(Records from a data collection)
####

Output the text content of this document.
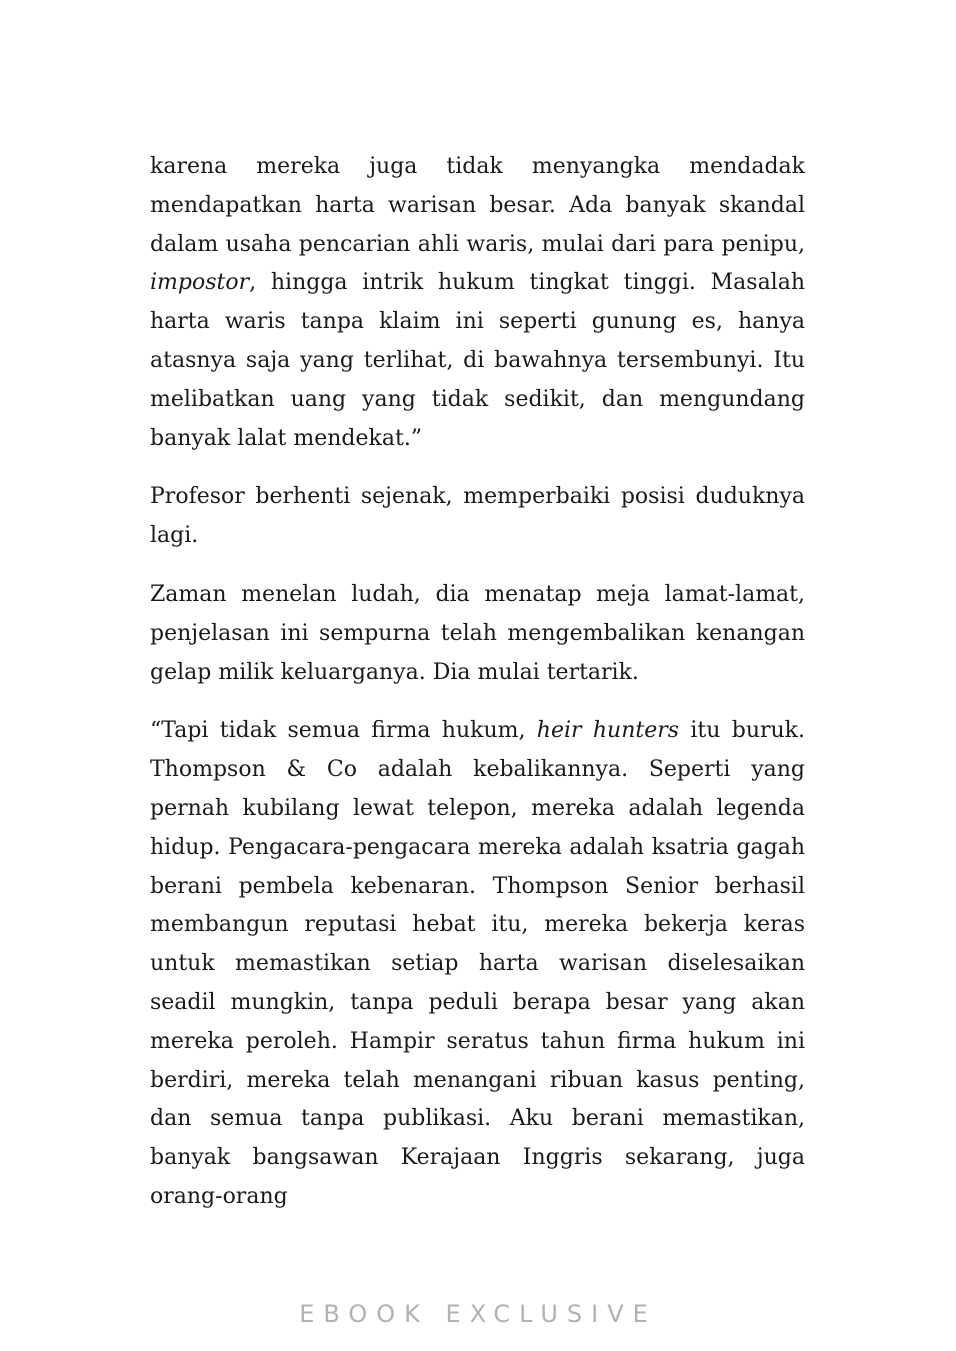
karena mereka juga tidak menyangka mendadak mendapatkan harta warisan besar. Ada banyak skandal dalam usaha pencarian ahli waris, mulai dari para penipu, impostor, hingga intrik hukum tingkat tinggi. Masalah harta waris tanpa klaim ini seperti gunung es, hanya atasnya saja yang terlihat, di bawahnya tersembunyi. Itu melibatkan uang yang tidak sedikit, dan mengundang banyak lalat mendekat.”

Profesor berhenti sejenak, memperbaiki posisi duduknya lagi.

Zaman menelan ludah, dia menatap meja lamat-lamat, penjelasan ini sempurna telah mengembalikan kenangan gelap milik keluarganya. Dia mulai tertarik.

“Tapi tidak semua firma hukum, heir hunters itu buruk. Thompson & Co adalah kebalikannya. Seperti yang pernah kubilang lewat telepon, mereka adalah legenda hidup. Pengacara-pengacara mereka adalah ksatria gagah berani pembela kebenaran. Thompson Senior berhasil membangun reputasi hebat itu, mereka bekerja keras untuk memastikan setiap harta warisan diselesaikan seadil mungkin, tanpa peduli berapa besar yang akan mereka peroleh. Hampir seratus tahun firma hukum ini berdiri, mereka telah menangani ribuan kasus penting, dan semua tanpa publikasi. Aku berani memastikan, banyak bangsawan Kerajaan Inggris sekarang, juga orang-orang

EBOOK EXCLUSIVE
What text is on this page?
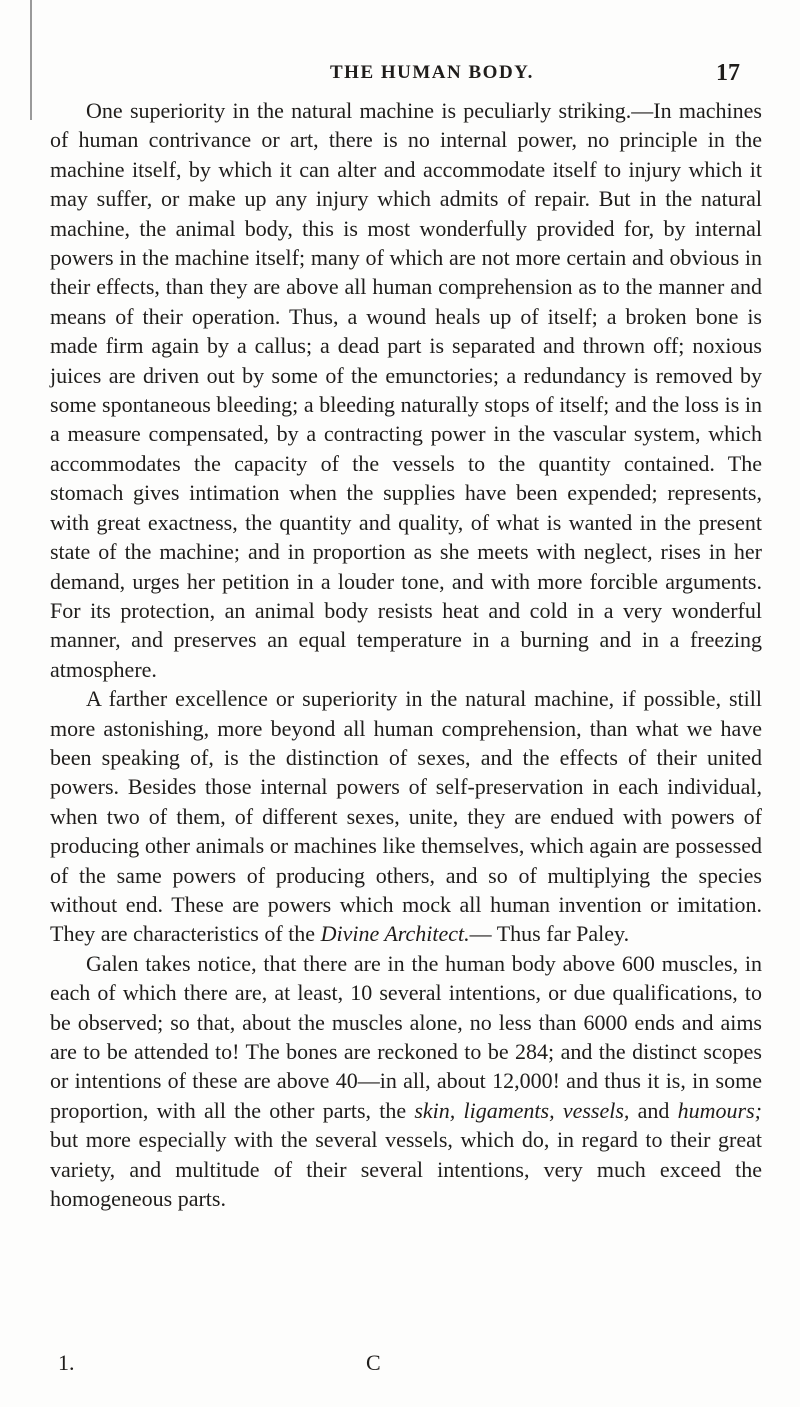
THE HUMAN BODY.	17

One superiority in the natural machine is peculiarly striking.—In machines of human contrivance or art, there is no internal power, no principle in the machine itself, by which it can alter and accommodate itself to injury which it may suffer, or make up any injury which admits of repair. But in the natural machine, the animal body, this is most wonderfully provided for, by internal powers in the machine itself; many of which are not more certain and obvious in their effects, than they are above all human comprehension as to the manner and means of their operation. Thus, a wound heals up of itself; a broken bone is made firm again by a callus; a dead part is separated and thrown off; noxious juices are driven out by some of the emunctories; a redundancy is removed by some spontaneous bleeding; a bleeding naturally stops of itself; and the loss is in a measure compensated, by a contracting power in the vascular system, which accommodates the capacity of the vessels to the quantity contained. The stomach gives intimation when the supplies have been expended; represents, with great exactness, the quantity and quality, of what is wanted in the present state of the machine; and in proportion as she meets with neglect, rises in her demand, urges her petition in a louder tone, and with more forcible arguments. For its protection, an animal body resists heat and cold in a very wonderful manner, and preserves an equal temperature in a burning and in a freezing atmosphere.

A farther excellence or superiority in the natural machine, if possible, still more astonishing, more beyond all human comprehension, than what we have been speaking of, is the distinction of sexes, and the effects of their united powers. Besides those internal powers of self-preservation in each individual, when two of them, of different sexes, unite, they are endued with powers of producing other animals or machines like themselves, which again are possessed of the same powers of producing others, and so of multiplying the species without end. These are powers which mock all human invention or imitation. They are characteristics of the Divine Architect.— Thus far Paley.

Galen takes notice, that there are in the human body above 600 muscles, in each of which there are, at least, 10 several intentions, or due qualifications, to be observed; so that, about the muscles alone, no less than 6000 ends and aims are to be attended to! The bones are reckoned to be 284; and the distinct scopes or intentions of these are above 40—in all, about 12,000! and thus it is, in some proportion, with all the other parts, the skin, ligaments, vessels, and humours; but more especially with the several vessels, which do, in regard to their great variety, and multitude of their several intentions, very much exceed the homogeneous parts.

1.	C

####

[Requirement]: Without including any pictures, print each record exactly.

[Response]:
Output the text content of this document.
karena mereka juga tidak menyangka mendadak mendapatkan harta warisan besar. Ada banyak skandal dalam usaha pencarian ahli waris, mulai dari para penipu, impostor, hingga intrik hukum tingkat tinggi. Masalah harta waris tanpa klaim ini seperti gunung es, hanya atasnya saja yang terlihat, di bawahnya tersembunyi. Itu melibatkan uang yang tidak sedikit, dan mengundang banyak lalat mendekat.”

Profesor berhenti sejenak, memperbaiki posisi duduknya lagi.

Zaman menelan ludah, dia menatap meja lamat-lamat, penjelasan ini sempurna telah mengembalikan kenangan gelap milik keluarganya. Dia mulai tertarik.

“Tapi tidak semua firma hukum, heir hunters itu buruk. Thompson & Co adalah kebalikannya. Seperti yang pernah kubilang lewat telepon, mereka adalah legenda hidup. Pengacara-pengacara mereka adalah ksatria gagah berani pembela kebenaran. Thompson Senior berhasil membangun reputasi hebat itu, mereka bekerja keras untuk memastikan setiap harta warisan diselesaikan seadil mungkin, tanpa peduli berapa besar yang akan mereka peroleh. Hampir seratus tahun firma hukum ini berdiri, mereka telah menangani ribuan kasus penting, dan semua tanpa publikasi. Aku berani memastikan, banyak bangsawan Kerajaan Inggris sekarang, juga orang-orang

EBOOK EXCLUSIVE
What text is on this page?
THE HUMAN BODY.	17

One superiority in the natural machine is peculiarly striking.—In machines of human contrivance or art, there is no internal power, no principle in the machine itself, by which it can alter and accommodate itself to injury which it may suffer, or make up any injury which admits of repair. But in the natural machine, the animal body, this is most wonderfully provided for, by internal powers in the machine itself; many of which are not more certain and obvious in their effects, than they are above all human comprehension as to the manner and means of their operation. Thus, a wound heals up of itself; a broken bone is made firm again by a callus; a dead part is separated and thrown off; noxious juices are driven out by some of the emunctories; a redundancy is removed by some spontaneous bleeding; a bleeding naturally stops of itself; and the loss is in a measure compensated, by a contracting power in the vascular system, which accommodates the capacity of the vessels to the quantity contained. The stomach gives intimation when the supplies have been expended; represents, with great exactness, the quantity and quality, of what is wanted in the present state of the machine; and in proportion as she meets with neglect, rises in her demand, urges her petition in a louder tone, and with more forcible arguments. For its protection, an animal body resists heat and cold in a very wonderful manner, and preserves an equal temperature in a burning and in a freezing atmosphere.

A farther excellence or superiority in the natural machine, if possible, still more astonishing, more beyond all human comprehension, than what we have been speaking of, is the distinction of sexes, and the effects of their united powers. Besides those internal powers of self-preservation in each individual, when two of them, of different sexes, unite, they are endued with powers of producing other animals or machines like themselves, which again are possessed of the same powers of producing others, and so of multiplying the species without end. These are powers which mock all human invention or imitation. They are characteristics of the Divine Architect.— Thus far Paley.

Galen takes notice, that there are in the human body above 600 muscles, in each of which there are, at least, 10 several intentions, or due qualifications, to be observed; so that, about the muscles alone, no less than 6000 ends and aims are to be attended to! The bones are reckoned to be 284; and the distinct scopes or intentions of these are above 40—in all, about 12,000! and thus it is, in some proportion, with all the other parts, the skin, ligaments, vessels, and humours; but more especially with the several vessels, which do, in regard to their great variety, and multitude of their several intentions, very much exceed the homogeneous parts.

1.	C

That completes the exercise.